** Begin DATA FOR PROCESSING **

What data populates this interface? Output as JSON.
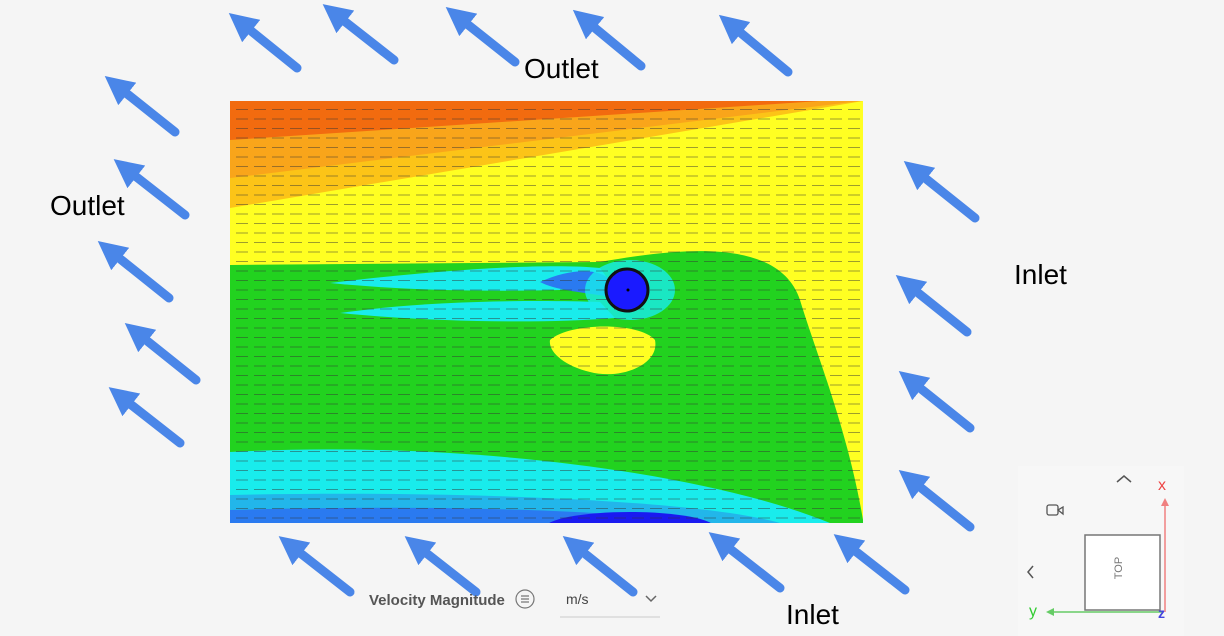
{
  "boundary_labels": [
    "Outlet",
    "Outlet",
    "Inlet",
    "Inlet"
  ],
  "legend": {
    "quantity": "Velocity Magnitude",
    "unit": "m/s"
  },
  "view_cube": {
    "face": "TOP",
    "axes": [
      "x",
      "y",
      "z"
    ]
  }
}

** End DATA FOR PROCESSING **

• EXERCISE
Restate each of the entries above word for word and skip every image.

• SOLUTION TO THE PROBLEM
What data populates this interface? Output as JSON.
{
  "boundary_labels": [
    "Outlet",
    "Outlet",
    "Inlet",
    "Inlet"
  ],
  "legend": {
    "quantity": "Velocity Magnitude",
    "unit": "m/s"
  },
  "view_cube": {
    "face": "TOP",
    "axes": [
      "x",
      "y",
      "z"
    ]
  }
}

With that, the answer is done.